- [Task details]
Reproduce the entries below in full, word for word.

- [Record set]
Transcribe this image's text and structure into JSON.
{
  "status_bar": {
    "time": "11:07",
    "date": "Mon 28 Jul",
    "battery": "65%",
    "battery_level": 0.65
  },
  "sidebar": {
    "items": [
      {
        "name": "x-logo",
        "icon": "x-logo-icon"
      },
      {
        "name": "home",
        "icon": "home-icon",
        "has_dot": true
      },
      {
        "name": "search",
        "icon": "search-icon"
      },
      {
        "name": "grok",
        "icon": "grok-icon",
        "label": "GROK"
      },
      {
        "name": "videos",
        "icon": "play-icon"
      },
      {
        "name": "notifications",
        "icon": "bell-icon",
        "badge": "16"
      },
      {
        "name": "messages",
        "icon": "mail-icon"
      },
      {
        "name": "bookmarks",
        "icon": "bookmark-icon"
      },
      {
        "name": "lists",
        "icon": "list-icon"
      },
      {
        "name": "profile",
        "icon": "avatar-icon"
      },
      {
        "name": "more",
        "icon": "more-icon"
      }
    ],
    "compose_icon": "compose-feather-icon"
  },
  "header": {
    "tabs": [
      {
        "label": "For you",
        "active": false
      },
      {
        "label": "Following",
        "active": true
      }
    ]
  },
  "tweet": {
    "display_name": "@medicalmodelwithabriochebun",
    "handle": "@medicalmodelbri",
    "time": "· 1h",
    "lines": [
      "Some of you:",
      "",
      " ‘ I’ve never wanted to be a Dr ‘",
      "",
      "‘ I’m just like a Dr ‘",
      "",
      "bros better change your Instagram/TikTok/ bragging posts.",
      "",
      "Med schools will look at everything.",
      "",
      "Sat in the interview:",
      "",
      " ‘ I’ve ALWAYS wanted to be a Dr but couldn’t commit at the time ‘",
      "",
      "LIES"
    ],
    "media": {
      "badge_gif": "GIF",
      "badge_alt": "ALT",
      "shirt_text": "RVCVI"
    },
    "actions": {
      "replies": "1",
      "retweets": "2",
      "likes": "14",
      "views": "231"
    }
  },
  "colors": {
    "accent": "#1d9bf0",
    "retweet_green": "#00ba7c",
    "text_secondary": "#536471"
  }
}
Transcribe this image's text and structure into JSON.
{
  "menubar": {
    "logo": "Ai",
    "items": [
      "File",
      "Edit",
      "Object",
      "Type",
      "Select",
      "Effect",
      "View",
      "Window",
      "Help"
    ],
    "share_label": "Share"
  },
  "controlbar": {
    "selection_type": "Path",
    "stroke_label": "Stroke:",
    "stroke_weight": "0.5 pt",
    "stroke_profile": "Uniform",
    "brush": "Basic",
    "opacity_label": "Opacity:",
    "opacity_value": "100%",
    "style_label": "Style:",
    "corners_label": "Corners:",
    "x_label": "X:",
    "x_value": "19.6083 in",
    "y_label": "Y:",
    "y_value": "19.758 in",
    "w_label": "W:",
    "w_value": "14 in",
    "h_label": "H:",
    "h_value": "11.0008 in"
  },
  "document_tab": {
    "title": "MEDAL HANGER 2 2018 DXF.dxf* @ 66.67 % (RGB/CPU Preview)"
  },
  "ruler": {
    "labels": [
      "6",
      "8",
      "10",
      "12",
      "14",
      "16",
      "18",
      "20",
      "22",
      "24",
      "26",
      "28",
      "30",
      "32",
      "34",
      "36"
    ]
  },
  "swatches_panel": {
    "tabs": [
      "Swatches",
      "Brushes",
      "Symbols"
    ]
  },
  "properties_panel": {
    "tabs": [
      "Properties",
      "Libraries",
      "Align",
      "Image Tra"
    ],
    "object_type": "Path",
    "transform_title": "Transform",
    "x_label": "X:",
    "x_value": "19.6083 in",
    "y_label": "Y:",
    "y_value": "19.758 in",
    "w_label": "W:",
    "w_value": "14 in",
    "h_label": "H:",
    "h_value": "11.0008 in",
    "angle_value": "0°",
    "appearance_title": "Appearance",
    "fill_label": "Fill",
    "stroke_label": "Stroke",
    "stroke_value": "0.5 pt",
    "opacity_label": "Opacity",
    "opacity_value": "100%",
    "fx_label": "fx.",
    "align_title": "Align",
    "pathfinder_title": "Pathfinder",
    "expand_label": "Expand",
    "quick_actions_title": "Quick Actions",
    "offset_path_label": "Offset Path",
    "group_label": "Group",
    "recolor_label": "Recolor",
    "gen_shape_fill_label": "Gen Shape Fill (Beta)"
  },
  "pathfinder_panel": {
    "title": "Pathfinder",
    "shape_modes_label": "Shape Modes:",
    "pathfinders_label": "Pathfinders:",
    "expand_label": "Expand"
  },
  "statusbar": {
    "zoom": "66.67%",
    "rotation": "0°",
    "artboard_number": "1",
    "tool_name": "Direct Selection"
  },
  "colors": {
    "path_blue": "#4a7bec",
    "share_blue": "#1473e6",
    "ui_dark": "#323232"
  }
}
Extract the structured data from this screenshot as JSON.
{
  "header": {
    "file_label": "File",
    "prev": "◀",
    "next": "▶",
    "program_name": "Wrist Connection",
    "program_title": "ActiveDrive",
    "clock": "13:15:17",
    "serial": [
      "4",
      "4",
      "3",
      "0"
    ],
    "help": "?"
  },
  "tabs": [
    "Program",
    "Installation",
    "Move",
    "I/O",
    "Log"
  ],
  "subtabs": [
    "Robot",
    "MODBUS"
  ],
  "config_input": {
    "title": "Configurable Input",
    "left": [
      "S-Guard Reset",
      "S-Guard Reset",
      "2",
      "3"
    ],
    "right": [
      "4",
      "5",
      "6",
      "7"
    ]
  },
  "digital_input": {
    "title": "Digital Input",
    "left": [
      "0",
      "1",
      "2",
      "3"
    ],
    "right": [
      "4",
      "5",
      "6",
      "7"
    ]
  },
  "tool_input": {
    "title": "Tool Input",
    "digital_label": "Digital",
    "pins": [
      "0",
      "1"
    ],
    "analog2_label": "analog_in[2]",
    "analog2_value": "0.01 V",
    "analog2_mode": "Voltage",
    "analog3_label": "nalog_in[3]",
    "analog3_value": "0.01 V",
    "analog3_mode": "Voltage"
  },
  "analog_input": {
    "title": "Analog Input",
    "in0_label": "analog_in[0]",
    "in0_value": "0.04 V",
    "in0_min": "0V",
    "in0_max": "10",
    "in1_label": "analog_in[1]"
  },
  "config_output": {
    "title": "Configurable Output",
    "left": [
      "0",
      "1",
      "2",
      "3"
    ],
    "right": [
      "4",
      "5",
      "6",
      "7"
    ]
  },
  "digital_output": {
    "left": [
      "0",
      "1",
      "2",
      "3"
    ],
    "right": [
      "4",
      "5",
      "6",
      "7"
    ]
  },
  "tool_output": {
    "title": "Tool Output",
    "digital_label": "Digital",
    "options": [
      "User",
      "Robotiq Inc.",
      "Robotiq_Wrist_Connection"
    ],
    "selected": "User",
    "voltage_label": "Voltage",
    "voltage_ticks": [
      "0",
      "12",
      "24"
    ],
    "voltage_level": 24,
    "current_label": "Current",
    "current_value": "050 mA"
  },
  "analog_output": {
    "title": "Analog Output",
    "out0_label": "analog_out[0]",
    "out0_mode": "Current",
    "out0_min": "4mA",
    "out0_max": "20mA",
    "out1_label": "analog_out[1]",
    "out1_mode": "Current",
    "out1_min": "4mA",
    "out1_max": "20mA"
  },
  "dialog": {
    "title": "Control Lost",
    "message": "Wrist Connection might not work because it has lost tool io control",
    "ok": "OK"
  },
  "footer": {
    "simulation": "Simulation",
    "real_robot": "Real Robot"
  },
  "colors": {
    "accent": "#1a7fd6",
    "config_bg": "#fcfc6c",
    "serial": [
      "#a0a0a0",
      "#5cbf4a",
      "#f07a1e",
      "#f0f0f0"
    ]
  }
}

- [Correct output]
Transcribe this image's text and structure into JSON.
{
  "status_bar": {
    "time": "11:07",
    "date": "Mon 28 Jul",
    "battery": "65%",
    "battery_level": 0.65
  },
  "sidebar": {
    "items": [
      {
        "name": "x-logo",
        "icon": "x-logo-icon"
      },
      {
        "name": "home",
        "icon": "home-icon",
        "has_dot": true
      },
      {
        "name": "search",
        "icon": "search-icon"
      },
      {
        "name": "grok",
        "icon": "grok-icon",
        "label": "GROK"
      },
      {
        "name": "videos",
        "icon": "play-icon"
      },
      {
        "name": "notifications",
        "icon": "bell-icon",
        "badge": "16"
      },
      {
        "name": "messages",
        "icon": "mail-icon"
      },
      {
        "name": "bookmarks",
        "icon": "bookmark-icon"
      },
      {
        "name": "lists",
        "icon": "list-icon"
      },
      {
        "name": "profile",
        "icon": "avatar-icon"
      },
      {
        "name": "more",
        "icon": "more-icon"
      }
    ],
    "compose_icon": "compose-feather-icon"
  },
  "header": {
    "tabs": [
      {
        "label": "For you",
        "active": false
      },
      {
        "label": "Following",
        "active": true
      }
    ]
  },
  "tweet": {
    "display_name": "@medicalmodelwithabriochebun",
    "handle": "@medicalmodelbri",
    "time": "· 1h",
    "lines": [
      "Some of you:",
      "",
      " ‘ I’ve never wanted to be a Dr ‘",
      "",
      "‘ I’m just like a Dr ‘",
      "",
      "bros better change your Instagram/TikTok/ bragging posts.",
      "",
      "Med schools will look at everything.",
      "",
      "Sat in the interview:",
      "",
      " ‘ I’ve ALWAYS wanted to be a Dr but couldn’t commit at the time ‘",
      "",
      "LIES"
    ],
    "media": {
      "badge_gif": "GIF",
      "badge_alt": "ALT",
      "shirt_text": "RVCVI"
    },
    "actions": {
      "replies": "1",
      "retweets": "2",
      "likes": "14",
      "views": "231"
    }
  },
  "colors": {
    "accent": "#1d9bf0",
    "retweet_green": "#00ba7c",
    "text_secondary": "#536471"
  }
}
Transcribe this image's text and structure into JSON.
{
  "menubar": {
    "logo": "Ai",
    "items": [
      "File",
      "Edit",
      "Object",
      "Type",
      "Select",
      "Effect",
      "View",
      "Window",
      "Help"
    ],
    "share_label": "Share"
  },
  "controlbar": {
    "selection_type": "Path",
    "stroke_label": "Stroke:",
    "stroke_weight": "0.5 pt",
    "stroke_profile": "Uniform",
    "brush": "Basic",
    "opacity_label": "Opacity:",
    "opacity_value": "100%",
    "style_label": "Style:",
    "corners_label": "Corners:",
    "x_label": "X:",
    "x_value": "19.6083 in",
    "y_label": "Y:",
    "y_value": "19.758 in",
    "w_label": "W:",
    "w_value": "14 in",
    "h_label": "H:",
    "h_value": "11.0008 in"
  },
  "document_tab": {
    "title": "MEDAL HANGER 2 2018 DXF.dxf* @ 66.67 % (RGB/CPU Preview)"
  },
  "ruler": {
    "labels": [
      "6",
      "8",
      "10",
      "12",
      "14",
      "16",
      "18",
      "20",
      "22",
      "24",
      "26",
      "28",
      "30",
      "32",
      "34",
      "36"
    ]
  },
  "swatches_panel": {
    "tabs": [
      "Swatches",
      "Brushes",
      "Symbols"
    ]
  },
  "properties_panel": {
    "tabs": [
      "Properties",
      "Libraries",
      "Align",
      "Image Tra"
    ],
    "object_type": "Path",
    "transform_title": "Transform",
    "x_label": "X:",
    "x_value": "19.6083 in",
    "y_label": "Y:",
    "y_value": "19.758 in",
    "w_label": "W:",
    "w_value": "14 in",
    "h_label": "H:",
    "h_value": "11.0008 in",
    "angle_value": "0°",
    "appearance_title": "Appearance",
    "fill_label": "Fill",
    "stroke_label": "Stroke",
    "stroke_value": "0.5 pt",
    "opacity_label": "Opacity",
    "opacity_value": "100%",
    "fx_label": "fx.",
    "align_title": "Align",
    "pathfinder_title": "Pathfinder",
    "expand_label": "Expand",
    "quick_actions_title": "Quick Actions",
    "offset_path_label": "Offset Path",
    "group_label": "Group",
    "recolor_label": "Recolor",
    "gen_shape_fill_label": "Gen Shape Fill (Beta)"
  },
  "pathfinder_panel": {
    "title": "Pathfinder",
    "shape_modes_label": "Shape Modes:",
    "pathfinders_label": "Pathfinders:",
    "expand_label": "Expand"
  },
  "statusbar": {
    "zoom": "66.67%",
    "rotation": "0°",
    "artboard_number": "1",
    "tool_name": "Direct Selection"
  },
  "colors": {
    "path_blue": "#4a7bec",
    "share_blue": "#1473e6",
    "ui_dark": "#323232"
  }
}
Extract the structured data from this screenshot as JSON.
{
  "header": {
    "file_label": "File",
    "prev": "◀",
    "next": "▶",
    "program_name": "Wrist Connection",
    "program_title": "ActiveDrive",
    "clock": "13:15:17",
    "serial": [
      "4",
      "4",
      "3",
      "0"
    ],
    "help": "?"
  },
  "tabs": [
    "Program",
    "Installation",
    "Move",
    "I/O",
    "Log"
  ],
  "subtabs": [
    "Robot",
    "MODBUS"
  ],
  "config_input": {
    "title": "Configurable Input",
    "left": [
      "S-Guard Reset",
      "S-Guard Reset",
      "2",
      "3"
    ],
    "right": [
      "4",
      "5",
      "6",
      "7"
    ]
  },
  "digital_input": {
    "title": "Digital Input",
    "left": [
      "0",
      "1",
      "2",
      "3"
    ],
    "right": [
      "4",
      "5",
      "6",
      "7"
    ]
  },
  "tool_input": {
    "title": "Tool Input",
    "digital_label": "Digital",
    "pins": [
      "0",
      "1"
    ],
    "analog2_label": "analog_in[2]",
    "analog2_value": "0.01 V",
    "analog2_mode": "Voltage",
    "analog3_label": "nalog_in[3]",
    "analog3_value": "0.01 V",
    "analog3_mode": "Voltage"
  },
  "analog_input": {
    "title": "Analog Input",
    "in0_label": "analog_in[0]",
    "in0_value": "0.04 V",
    "in0_min": "0V",
    "in0_max": "10",
    "in1_label": "analog_in[1]"
  },
  "config_output": {
    "title": "Configurable Output",
    "left": [
      "0",
      "1",
      "2",
      "3"
    ],
    "right": [
      "4",
      "5",
      "6",
      "7"
    ]
  },
  "digital_output": {
    "left": [
      "0",
      "1",
      "2",
      "3"
    ],
    "right": [
      "4",
      "5",
      "6",
      "7"
    ]
  },
  "tool_output": {
    "title": "Tool Output",
    "digital_label": "Digital",
    "options": [
      "User",
      "Robotiq Inc.",
      "Robotiq_Wrist_Connection"
    ],
    "selected": "User",
    "voltage_label": "Voltage",
    "voltage_ticks": [
      "0",
      "12",
      "24"
    ],
    "voltage_level": 24,
    "current_label": "Current",
    "current_value": "050 mA"
  },
  "analog_output": {
    "title": "Analog Output",
    "out0_label": "analog_out[0]",
    "out0_mode": "Current",
    "out0_min": "4mA",
    "out0_max": "20mA",
    "out1_label": "analog_out[1]",
    "out1_mode": "Current",
    "out1_min": "4mA",
    "out1_max": "20mA"
  },
  "dialog": {
    "title": "Control Lost",
    "message": "Wrist Connection might not work because it has lost tool io control",
    "ok": "OK"
  },
  "footer": {
    "simulation": "Simulation",
    "real_robot": "Real Robot"
  },
  "colors": {
    "accent": "#1a7fd6",
    "config_bg": "#fcfc6c",
    "serial": [
      "#a0a0a0",
      "#5cbf4a",
      "#f07a1e",
      "#f0f0f0"
    ]
  }
}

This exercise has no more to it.